● **WHAT THIS TASK INVOLVES**:
Please copy out, character for character, everything in the data from the line containing "ad-title[interactable]: 小火箭节点购买 (446, 137, 637, 171)" down to the line containing "fedex-cta-button[interactable]: 从这里启航 (559, 754, 630, 780)", both of those lines included.

Image-based layout entries:
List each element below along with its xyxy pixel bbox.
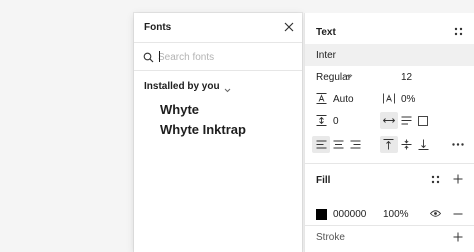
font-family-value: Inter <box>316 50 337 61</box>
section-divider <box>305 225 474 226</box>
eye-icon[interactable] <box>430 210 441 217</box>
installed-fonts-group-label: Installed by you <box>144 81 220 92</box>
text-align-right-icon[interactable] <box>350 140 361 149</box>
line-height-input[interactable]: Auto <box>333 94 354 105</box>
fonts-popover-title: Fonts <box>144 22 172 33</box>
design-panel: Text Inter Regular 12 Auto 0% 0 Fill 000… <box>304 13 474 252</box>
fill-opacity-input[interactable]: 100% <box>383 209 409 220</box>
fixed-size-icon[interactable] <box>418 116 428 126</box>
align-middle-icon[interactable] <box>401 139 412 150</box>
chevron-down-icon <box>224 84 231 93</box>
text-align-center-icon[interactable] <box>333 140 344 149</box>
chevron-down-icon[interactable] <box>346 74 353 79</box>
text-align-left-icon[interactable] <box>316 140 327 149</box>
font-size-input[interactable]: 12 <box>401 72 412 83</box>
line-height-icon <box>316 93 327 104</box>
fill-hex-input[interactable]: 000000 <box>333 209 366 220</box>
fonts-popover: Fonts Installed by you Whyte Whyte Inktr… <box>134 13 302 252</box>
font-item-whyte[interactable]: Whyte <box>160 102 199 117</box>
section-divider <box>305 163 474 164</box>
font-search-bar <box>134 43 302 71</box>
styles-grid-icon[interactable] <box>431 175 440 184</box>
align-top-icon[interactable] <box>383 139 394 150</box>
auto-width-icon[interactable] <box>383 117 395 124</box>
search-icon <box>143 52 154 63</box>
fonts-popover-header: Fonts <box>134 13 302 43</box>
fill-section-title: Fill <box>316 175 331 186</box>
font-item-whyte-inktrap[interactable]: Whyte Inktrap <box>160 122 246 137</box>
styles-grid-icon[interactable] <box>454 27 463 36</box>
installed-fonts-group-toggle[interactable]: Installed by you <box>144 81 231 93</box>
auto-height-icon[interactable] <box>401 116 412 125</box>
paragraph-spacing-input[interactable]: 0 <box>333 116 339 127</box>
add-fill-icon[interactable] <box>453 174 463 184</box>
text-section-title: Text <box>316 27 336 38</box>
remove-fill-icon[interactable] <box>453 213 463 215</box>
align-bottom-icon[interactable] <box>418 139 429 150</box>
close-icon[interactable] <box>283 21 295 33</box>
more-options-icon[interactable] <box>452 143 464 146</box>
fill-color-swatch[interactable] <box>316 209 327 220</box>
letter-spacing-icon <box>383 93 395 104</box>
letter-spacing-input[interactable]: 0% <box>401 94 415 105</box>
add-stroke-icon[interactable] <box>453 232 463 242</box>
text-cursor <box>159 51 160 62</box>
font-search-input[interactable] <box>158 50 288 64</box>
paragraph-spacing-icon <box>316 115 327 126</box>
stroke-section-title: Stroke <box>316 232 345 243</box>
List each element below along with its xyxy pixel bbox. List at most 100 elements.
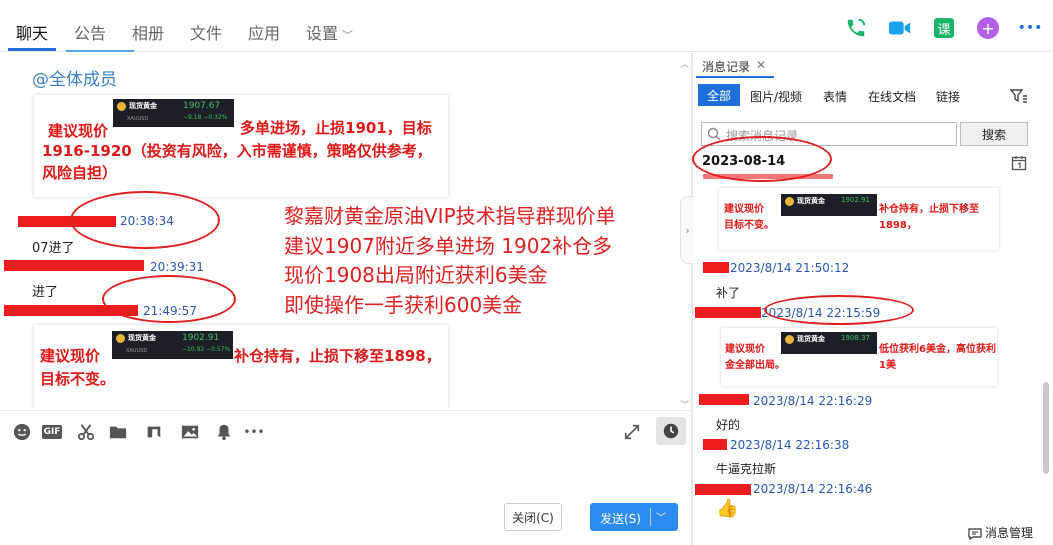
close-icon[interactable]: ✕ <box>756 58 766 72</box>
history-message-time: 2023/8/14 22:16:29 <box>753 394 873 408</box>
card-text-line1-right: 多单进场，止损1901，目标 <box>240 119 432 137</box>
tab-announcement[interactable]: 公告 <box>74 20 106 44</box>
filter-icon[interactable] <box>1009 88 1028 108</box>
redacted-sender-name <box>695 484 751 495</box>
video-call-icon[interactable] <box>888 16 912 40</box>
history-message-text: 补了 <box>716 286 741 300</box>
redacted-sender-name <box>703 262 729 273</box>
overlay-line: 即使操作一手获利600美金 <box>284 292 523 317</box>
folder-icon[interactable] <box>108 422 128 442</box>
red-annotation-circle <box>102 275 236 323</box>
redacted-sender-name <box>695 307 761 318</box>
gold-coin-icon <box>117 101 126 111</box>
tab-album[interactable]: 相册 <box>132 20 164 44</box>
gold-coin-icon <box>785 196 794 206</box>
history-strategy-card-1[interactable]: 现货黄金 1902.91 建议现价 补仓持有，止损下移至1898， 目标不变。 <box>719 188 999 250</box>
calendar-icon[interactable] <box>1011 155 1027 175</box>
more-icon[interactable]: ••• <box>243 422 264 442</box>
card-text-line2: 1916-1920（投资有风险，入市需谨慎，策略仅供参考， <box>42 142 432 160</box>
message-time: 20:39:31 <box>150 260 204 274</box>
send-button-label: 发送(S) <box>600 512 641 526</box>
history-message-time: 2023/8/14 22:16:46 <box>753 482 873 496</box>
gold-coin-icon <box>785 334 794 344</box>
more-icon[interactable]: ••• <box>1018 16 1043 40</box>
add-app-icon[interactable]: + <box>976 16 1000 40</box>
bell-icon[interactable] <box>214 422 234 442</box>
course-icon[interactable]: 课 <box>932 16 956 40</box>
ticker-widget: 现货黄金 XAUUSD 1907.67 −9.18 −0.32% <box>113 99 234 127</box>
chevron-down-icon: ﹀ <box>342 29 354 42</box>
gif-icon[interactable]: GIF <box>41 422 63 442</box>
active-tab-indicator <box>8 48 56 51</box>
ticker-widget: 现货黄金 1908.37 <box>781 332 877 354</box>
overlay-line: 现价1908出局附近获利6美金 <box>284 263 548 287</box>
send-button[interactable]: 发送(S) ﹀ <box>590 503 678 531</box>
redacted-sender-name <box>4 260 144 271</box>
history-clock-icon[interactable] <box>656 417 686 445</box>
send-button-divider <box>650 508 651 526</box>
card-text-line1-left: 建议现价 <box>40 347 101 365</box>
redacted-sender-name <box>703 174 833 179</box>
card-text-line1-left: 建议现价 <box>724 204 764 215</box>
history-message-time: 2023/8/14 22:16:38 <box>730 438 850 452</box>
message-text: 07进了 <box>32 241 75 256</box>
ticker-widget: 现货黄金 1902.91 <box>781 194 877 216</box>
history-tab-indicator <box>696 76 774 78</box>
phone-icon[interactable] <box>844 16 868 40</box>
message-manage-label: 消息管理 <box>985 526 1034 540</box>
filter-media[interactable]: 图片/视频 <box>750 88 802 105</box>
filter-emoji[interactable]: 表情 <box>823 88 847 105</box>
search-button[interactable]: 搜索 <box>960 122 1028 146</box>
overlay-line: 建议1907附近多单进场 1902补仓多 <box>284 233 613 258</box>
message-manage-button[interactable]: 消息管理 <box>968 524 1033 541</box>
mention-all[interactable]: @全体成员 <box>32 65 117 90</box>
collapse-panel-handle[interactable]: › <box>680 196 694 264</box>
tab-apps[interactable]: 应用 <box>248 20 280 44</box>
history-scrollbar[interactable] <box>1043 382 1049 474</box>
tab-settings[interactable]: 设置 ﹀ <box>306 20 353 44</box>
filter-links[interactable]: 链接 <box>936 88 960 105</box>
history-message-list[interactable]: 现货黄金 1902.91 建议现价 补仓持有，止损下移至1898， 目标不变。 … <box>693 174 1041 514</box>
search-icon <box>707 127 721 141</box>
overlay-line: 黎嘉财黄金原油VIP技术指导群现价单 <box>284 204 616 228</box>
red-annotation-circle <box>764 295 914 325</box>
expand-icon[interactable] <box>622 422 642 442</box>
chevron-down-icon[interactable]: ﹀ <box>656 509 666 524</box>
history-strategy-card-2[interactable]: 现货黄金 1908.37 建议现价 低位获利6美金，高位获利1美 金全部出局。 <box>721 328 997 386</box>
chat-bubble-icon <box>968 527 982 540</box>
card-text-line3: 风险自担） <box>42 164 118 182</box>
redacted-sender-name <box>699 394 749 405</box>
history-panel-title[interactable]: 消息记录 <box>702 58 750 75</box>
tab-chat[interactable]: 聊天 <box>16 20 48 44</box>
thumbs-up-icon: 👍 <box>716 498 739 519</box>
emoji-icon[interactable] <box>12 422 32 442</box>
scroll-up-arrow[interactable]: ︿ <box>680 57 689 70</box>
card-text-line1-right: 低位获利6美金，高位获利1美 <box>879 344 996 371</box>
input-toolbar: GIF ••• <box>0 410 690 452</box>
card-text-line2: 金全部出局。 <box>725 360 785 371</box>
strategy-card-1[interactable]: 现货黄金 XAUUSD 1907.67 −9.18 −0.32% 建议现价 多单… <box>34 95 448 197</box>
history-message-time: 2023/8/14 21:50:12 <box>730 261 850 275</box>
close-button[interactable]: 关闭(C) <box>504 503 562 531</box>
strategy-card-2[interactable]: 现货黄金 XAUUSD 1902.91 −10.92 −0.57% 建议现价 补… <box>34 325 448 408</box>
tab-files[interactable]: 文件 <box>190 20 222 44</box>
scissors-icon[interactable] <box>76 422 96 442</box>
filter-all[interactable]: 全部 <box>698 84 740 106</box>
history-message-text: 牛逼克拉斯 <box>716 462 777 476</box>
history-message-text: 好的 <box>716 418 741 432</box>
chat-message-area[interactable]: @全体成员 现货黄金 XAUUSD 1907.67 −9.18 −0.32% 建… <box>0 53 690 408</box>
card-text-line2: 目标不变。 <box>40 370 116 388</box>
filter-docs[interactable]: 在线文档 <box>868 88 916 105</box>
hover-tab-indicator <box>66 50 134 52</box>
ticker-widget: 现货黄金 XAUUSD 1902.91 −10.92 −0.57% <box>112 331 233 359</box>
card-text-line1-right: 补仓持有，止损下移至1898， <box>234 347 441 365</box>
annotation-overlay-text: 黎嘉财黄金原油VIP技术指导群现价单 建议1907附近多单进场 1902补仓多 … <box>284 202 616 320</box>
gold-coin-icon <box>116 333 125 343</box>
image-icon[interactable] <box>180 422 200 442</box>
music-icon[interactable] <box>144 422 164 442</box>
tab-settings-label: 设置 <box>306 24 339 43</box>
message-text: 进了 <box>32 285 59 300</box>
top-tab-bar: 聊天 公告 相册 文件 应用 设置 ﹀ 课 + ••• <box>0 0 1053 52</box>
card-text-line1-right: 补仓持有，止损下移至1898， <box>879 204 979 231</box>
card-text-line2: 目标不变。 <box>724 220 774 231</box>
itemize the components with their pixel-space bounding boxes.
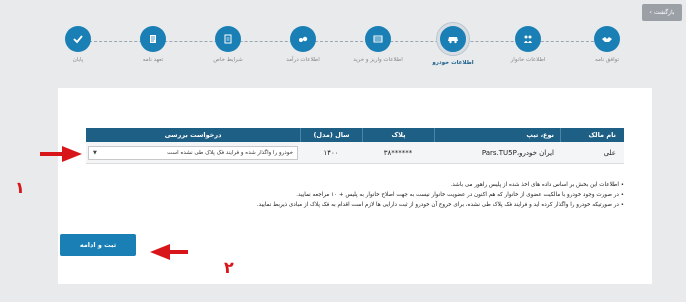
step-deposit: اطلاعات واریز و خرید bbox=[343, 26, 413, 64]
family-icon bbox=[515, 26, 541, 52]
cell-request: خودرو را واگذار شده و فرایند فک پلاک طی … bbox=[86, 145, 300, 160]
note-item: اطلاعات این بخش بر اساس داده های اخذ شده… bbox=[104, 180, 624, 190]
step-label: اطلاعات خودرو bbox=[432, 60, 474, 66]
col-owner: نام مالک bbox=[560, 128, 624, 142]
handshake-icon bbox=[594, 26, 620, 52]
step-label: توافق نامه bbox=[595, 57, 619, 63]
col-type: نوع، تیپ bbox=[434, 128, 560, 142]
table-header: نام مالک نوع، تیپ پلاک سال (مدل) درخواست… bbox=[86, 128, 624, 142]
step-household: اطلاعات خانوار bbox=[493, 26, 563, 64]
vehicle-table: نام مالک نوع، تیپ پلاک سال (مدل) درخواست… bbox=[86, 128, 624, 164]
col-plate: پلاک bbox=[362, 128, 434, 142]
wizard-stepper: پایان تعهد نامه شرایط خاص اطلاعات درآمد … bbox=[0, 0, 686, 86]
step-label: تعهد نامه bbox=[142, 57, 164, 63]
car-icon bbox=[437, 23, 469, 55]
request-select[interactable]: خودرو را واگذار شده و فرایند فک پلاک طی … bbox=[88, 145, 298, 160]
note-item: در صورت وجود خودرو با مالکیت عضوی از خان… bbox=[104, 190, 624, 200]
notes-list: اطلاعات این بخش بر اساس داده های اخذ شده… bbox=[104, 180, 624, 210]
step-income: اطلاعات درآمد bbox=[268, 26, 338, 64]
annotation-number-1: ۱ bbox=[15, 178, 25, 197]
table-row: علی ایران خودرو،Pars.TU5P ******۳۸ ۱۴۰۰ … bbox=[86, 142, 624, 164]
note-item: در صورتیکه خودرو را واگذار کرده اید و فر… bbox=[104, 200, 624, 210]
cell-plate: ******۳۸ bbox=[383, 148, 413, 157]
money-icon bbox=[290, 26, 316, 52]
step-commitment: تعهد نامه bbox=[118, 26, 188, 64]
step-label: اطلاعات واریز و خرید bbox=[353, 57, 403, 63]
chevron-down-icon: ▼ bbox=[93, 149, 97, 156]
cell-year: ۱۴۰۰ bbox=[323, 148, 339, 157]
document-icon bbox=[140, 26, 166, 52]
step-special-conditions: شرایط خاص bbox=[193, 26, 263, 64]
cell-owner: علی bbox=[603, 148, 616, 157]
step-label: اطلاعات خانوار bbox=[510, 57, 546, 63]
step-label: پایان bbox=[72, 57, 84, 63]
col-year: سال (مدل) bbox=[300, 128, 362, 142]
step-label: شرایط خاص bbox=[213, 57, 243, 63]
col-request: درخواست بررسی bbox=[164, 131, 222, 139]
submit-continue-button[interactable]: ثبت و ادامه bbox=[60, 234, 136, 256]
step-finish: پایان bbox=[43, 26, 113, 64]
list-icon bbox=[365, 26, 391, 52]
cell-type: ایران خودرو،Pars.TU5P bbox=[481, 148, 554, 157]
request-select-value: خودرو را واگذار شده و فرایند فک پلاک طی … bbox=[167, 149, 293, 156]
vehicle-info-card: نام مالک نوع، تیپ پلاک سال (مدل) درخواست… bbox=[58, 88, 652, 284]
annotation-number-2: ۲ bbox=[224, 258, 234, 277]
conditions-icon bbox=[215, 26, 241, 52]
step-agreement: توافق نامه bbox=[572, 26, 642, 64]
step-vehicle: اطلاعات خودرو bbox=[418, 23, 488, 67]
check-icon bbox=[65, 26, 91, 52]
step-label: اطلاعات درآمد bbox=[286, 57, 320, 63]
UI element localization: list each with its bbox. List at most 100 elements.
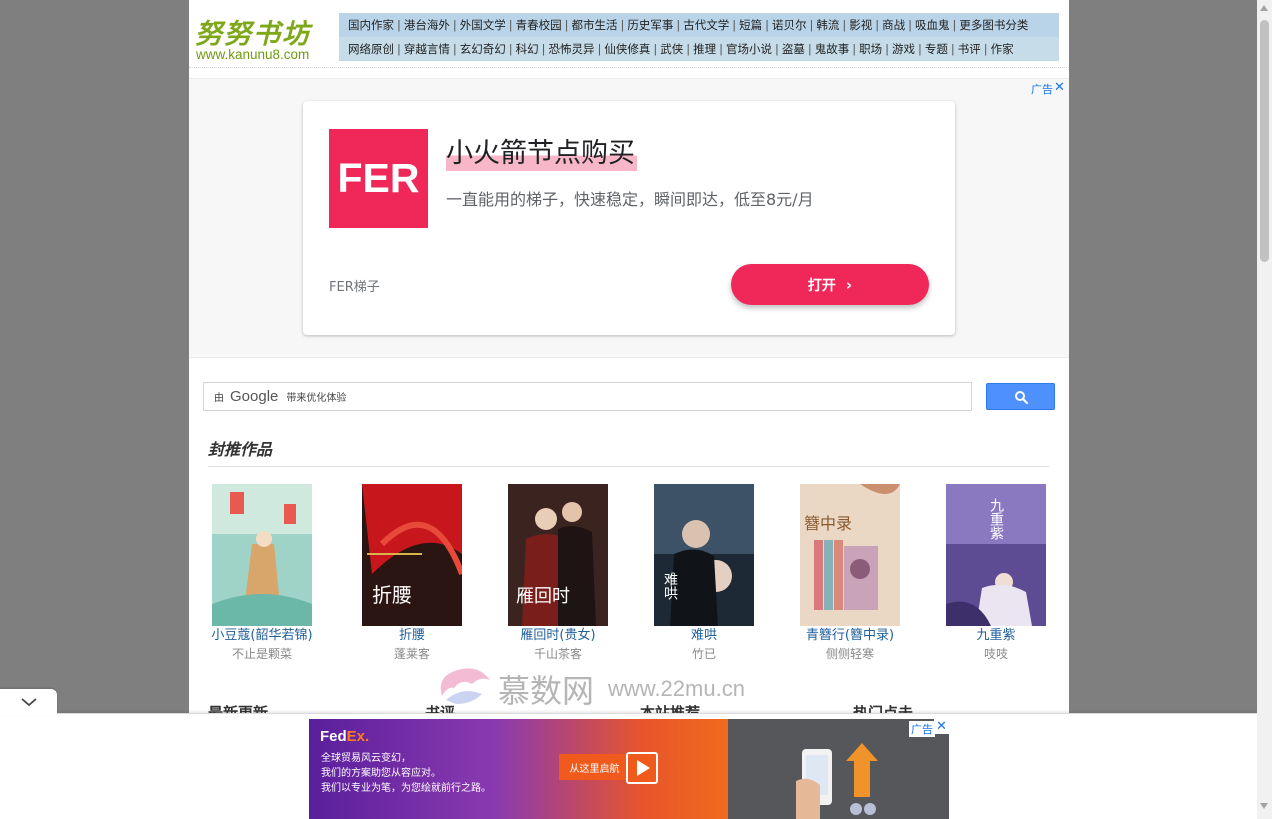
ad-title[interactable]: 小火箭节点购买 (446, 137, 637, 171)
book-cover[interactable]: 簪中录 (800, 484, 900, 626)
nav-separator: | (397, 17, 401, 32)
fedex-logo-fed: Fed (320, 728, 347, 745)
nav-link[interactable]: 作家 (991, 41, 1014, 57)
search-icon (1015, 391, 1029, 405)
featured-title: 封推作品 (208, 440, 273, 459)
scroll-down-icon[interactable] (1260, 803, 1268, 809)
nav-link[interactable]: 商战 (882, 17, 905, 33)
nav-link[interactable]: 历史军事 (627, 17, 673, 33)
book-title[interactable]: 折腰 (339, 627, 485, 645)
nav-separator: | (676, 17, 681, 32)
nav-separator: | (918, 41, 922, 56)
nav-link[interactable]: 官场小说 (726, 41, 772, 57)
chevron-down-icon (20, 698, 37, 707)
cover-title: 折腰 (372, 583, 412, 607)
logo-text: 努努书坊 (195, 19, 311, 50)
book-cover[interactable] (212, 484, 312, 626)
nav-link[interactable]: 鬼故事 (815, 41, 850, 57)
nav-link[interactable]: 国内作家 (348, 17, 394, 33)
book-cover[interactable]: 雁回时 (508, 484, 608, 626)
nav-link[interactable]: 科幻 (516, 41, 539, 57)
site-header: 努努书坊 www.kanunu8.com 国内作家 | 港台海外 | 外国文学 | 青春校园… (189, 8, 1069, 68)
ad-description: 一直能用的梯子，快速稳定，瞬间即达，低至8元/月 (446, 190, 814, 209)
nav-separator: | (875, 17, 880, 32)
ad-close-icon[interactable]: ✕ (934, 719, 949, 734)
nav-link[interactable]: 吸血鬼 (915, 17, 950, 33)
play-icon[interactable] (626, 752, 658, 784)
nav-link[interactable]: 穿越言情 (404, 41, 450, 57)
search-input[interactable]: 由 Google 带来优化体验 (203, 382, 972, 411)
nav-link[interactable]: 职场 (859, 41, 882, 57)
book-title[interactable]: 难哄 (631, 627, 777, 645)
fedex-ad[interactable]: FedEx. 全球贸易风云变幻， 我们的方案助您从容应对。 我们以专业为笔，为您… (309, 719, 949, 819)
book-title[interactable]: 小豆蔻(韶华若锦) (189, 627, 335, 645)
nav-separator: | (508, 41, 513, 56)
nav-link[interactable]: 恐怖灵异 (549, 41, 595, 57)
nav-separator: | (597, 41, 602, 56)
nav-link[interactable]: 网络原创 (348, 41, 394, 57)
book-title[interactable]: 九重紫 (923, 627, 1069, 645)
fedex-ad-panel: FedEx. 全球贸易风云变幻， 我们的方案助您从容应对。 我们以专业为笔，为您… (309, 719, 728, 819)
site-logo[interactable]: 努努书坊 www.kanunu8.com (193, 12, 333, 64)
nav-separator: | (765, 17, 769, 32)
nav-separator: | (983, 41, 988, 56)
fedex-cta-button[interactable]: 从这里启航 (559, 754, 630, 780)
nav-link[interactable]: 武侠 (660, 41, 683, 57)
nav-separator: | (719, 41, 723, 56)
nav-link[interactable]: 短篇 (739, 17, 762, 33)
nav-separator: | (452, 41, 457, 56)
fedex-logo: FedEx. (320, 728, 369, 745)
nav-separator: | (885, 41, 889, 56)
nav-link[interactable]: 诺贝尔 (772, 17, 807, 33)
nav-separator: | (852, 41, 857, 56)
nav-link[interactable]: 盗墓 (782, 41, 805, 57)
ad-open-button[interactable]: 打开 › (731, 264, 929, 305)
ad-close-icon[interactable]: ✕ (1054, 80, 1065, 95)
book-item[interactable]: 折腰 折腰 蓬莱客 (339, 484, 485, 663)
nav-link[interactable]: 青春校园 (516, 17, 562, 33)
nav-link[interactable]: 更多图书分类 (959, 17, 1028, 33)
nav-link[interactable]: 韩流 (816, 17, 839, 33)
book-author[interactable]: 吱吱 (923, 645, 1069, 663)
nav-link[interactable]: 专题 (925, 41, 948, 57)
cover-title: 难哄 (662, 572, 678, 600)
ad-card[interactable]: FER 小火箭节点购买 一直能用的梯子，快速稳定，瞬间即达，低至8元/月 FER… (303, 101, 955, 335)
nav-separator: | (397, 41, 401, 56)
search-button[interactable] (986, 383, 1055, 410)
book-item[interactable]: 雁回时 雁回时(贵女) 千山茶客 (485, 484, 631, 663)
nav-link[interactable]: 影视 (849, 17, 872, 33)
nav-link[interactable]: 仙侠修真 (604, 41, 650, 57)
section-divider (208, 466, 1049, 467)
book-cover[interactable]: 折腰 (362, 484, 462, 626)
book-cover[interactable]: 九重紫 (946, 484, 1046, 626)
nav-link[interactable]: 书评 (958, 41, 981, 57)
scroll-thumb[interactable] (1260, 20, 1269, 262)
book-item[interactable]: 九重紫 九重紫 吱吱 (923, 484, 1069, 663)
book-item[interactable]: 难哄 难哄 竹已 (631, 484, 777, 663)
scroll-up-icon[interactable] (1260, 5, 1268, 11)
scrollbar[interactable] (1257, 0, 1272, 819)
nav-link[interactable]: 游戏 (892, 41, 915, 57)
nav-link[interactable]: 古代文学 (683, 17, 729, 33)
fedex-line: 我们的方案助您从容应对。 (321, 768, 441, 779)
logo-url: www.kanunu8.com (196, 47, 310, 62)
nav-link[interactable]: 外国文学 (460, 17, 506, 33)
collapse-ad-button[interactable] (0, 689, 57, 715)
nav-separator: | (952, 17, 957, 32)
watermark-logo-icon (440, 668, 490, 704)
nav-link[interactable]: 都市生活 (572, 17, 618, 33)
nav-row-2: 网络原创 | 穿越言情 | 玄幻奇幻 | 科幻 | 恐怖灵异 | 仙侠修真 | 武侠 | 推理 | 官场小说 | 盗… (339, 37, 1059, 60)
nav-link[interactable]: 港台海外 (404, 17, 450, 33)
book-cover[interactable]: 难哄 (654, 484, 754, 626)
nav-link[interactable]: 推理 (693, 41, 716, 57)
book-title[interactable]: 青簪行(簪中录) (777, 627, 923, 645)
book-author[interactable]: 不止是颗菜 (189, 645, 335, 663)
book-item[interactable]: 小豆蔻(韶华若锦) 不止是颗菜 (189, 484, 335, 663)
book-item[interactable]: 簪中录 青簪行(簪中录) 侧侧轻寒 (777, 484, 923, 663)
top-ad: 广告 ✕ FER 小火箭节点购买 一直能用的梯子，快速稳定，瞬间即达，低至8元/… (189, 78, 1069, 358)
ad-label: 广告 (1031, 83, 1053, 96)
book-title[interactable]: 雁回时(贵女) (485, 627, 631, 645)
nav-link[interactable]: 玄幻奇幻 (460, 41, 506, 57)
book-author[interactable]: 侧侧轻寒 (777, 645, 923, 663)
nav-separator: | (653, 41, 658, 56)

● **COMPLETED EXERCISE**:
ad-title[interactable]: 小火箭节点购买 (446, 137, 637, 171)
book-cover[interactable]: 簪中录 (800, 484, 900, 626)
nav-separator: | (397, 17, 401, 32)
fedex-logo-fed: Fed (320, 728, 347, 745)
nav-link[interactable]: 作家 (991, 41, 1014, 57)
search-icon (1015, 391, 1029, 405)
featured-title: 封推作品 (208, 440, 273, 459)
scroll-down-icon[interactable] (1260, 803, 1268, 809)
nav-link[interactable]: 商战 (882, 17, 905, 33)
nav-link[interactable]: 历史军事 (627, 17, 673, 33)
book-title[interactable]: 折腰 (339, 627, 485, 645)
nav-separator: | (676, 17, 681, 32)
nav-separator: | (918, 41, 922, 56)
nav-link[interactable]: 官场小说 (726, 41, 772, 57)
chevron-down-icon (20, 698, 37, 707)
cover-title: 折腰 (372, 583, 412, 607)
logo-text: 努努书坊 (195, 19, 311, 50)
book-cover[interactable] (212, 484, 312, 626)
nav-link[interactable]: 鬼故事 (815, 41, 850, 57)
nav-link[interactable]: 国内作家 (348, 17, 394, 33)
book-cover[interactable]: 雁回时 (508, 484, 608, 626)
nav-link[interactable]: 科幻 (516, 41, 539, 57)
site-header: 努努书坊 www.kanunu8.com 国内作家 | 港台海外 | 外国文学 | 青春校园… (189, 8, 1069, 68)
ad-description: 一直能用的梯子，快速稳定，瞬间即达，低至8元/月 (446, 190, 814, 209)
nav-separator: | (875, 17, 880, 32)
ad-close-icon[interactable]: ✕ (934, 719, 949, 734)
nav-link[interactable]: 吸血鬼 (915, 17, 950, 33)
play-icon[interactable] (626, 752, 658, 784)
nav-link[interactable]: 穿越言情 (404, 41, 450, 57)
search-input[interactable]: 由 Google 带来优化体验 (203, 382, 972, 411)
nav-link[interactable]: 职场 (859, 41, 882, 57)
book-title[interactable]: 难哄 (631, 627, 777, 645)
fedex-ad[interactable]: FedEx. 全球贸易风云变幻， 我们的方案助您从容应对。 我们以专业为笔，为您… (309, 719, 949, 819)
book-title[interactable]: 小豆蔻(韶华若锦) (189, 627, 335, 645)
nav-separator: | (508, 41, 513, 56)
nav-link[interactable]: 恐怖灵异 (549, 41, 595, 57)
nav-separator: | (597, 41, 602, 56)
nav-link[interactable]: 网络原创 (348, 41, 394, 57)
book-title[interactable]: 九重紫 (923, 627, 1069, 645)
fedex-ad-panel: FedEx. 全球贸易风云变幻， 我们的方案助您从容应对。 我们以专业为笔，为您… (309, 719, 728, 819)
site-logo[interactable]: 努努书坊 www.kanunu8.com (193, 12, 333, 64)
nav-separator: | (765, 17, 769, 32)
nav-separator: | (983, 41, 988, 56)
fedex-cta-button[interactable]: 从这里启航 (559, 754, 630, 780)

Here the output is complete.